- **Entries supplied**:

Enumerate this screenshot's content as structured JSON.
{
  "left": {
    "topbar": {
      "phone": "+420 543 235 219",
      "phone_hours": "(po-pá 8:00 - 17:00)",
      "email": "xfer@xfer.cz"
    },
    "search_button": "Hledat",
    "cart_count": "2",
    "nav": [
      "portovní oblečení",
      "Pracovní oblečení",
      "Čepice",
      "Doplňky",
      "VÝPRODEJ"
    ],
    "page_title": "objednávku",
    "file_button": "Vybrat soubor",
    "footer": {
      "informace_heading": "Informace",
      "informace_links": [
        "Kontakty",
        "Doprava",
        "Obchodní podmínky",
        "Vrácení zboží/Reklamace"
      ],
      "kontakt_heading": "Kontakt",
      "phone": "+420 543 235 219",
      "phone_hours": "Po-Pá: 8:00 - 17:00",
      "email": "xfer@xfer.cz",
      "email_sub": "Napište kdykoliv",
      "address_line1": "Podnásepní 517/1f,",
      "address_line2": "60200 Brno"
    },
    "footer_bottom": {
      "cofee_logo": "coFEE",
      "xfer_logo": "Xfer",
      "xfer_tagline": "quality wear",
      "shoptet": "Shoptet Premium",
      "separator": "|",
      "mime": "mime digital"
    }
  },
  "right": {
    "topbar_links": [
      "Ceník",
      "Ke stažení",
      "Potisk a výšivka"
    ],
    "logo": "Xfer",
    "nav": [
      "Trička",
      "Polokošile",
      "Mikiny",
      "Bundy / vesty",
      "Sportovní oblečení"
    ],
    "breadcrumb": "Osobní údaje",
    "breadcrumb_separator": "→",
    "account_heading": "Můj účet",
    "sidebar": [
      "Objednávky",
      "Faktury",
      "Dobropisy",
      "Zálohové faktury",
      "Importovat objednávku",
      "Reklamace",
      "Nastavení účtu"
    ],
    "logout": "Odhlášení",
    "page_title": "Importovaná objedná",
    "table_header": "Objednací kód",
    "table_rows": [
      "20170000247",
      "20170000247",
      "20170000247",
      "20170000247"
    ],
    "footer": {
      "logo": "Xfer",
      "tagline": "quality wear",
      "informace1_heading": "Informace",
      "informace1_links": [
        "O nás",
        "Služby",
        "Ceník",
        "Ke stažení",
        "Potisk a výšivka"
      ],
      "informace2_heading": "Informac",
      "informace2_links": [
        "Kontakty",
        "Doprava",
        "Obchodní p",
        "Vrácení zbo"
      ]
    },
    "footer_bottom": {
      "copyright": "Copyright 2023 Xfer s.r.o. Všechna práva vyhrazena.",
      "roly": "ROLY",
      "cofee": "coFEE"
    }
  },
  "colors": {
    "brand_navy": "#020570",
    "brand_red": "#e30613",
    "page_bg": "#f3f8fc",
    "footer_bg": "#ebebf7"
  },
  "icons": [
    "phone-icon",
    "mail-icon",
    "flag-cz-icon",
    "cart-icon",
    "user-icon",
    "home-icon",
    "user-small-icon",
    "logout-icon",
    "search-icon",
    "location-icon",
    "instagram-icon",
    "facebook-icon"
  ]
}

- **Given task**:
Output the data above exactly, please, line for line.

- **Output**:
Enumerate this screenshot's content as structured JSON.
{
  "left": {
    "topbar": {
      "phone": "+420 543 235 219",
      "phone_hours": "(po-pá 8:00 - 17:00)",
      "email": "xfer@xfer.cz"
    },
    "search_button": "Hledat",
    "cart_count": "2",
    "nav": [
      "portovní oblečení",
      "Pracovní oblečení",
      "Čepice",
      "Doplňky",
      "VÝPRODEJ"
    ],
    "page_title": "objednávku",
    "file_button": "Vybrat soubor",
    "footer": {
      "informace_heading": "Informace",
      "informace_links": [
        "Kontakty",
        "Doprava",
        "Obchodní podmínky",
        "Vrácení zboží/Reklamace"
      ],
      "kontakt_heading": "Kontakt",
      "phone": "+420 543 235 219",
      "phone_hours": "Po-Pá: 8:00 - 17:00",
      "email": "xfer@xfer.cz",
      "email_sub": "Napište kdykoliv",
      "address_line1": "Podnásepní 517/1f,",
      "address_line2": "60200 Brno"
    },
    "footer_bottom": {
      "cofee_logo": "coFEE",
      "xfer_logo": "Xfer",
      "xfer_tagline": "quality wear",
      "shoptet": "Shoptet Premium",
      "separator": "|",
      "mime": "mime digital"
    }
  },
  "right": {
    "topbar_links": [
      "Ceník",
      "Ke stažení",
      "Potisk a výšivka"
    ],
    "logo": "Xfer",
    "nav": [
      "Trička",
      "Polokošile",
      "Mikiny",
      "Bundy / vesty",
      "Sportovní oblečení"
    ],
    "breadcrumb": "Osobní údaje",
    "breadcrumb_separator": "→",
    "account_heading": "Můj účet",
    "sidebar": [
      "Objednávky",
      "Faktury",
      "Dobropisy",
      "Zálohové faktury",
      "Importovat objednávku",
      "Reklamace",
      "Nastavení účtu"
    ],
    "logout": "Odhlášení",
    "page_title": "Importovaná objedná",
    "table_header": "Objednací kód",
    "table_rows": [
      "20170000247",
      "20170000247",
      "20170000247",
      "20170000247"
    ],
    "footer": {
      "logo": "Xfer",
      "tagline": "quality wear",
      "informace1_heading": "Informace",
      "informace1_links": [
        "O nás",
        "Služby",
        "Ceník",
        "Ke stažení",
        "Potisk a výšivka"
      ],
      "informace2_heading": "Informac",
      "informace2_links": [
        "Kontakty",
        "Doprava",
        "Obchodní p",
        "Vrácení zbo"
      ]
    },
    "footer_bottom": {
      "copyright": "Copyright 2023 Xfer s.r.o. Všechna práva vyhrazena.",
      "roly": "ROLY",
      "cofee": "coFEE"
    }
  },
  "colors": {
    "brand_navy": "#020570",
    "brand_red": "#e30613",
    "page_bg": "#f3f8fc",
    "footer_bg": "#ebebf7"
  },
  "icons": [
    "phone-icon",
    "mail-icon",
    "flag-cz-icon",
    "cart-icon",
    "user-icon",
    "home-icon",
    "user-small-icon",
    "logout-icon",
    "search-icon",
    "location-icon",
    "instagram-icon",
    "facebook-icon"
  ]
}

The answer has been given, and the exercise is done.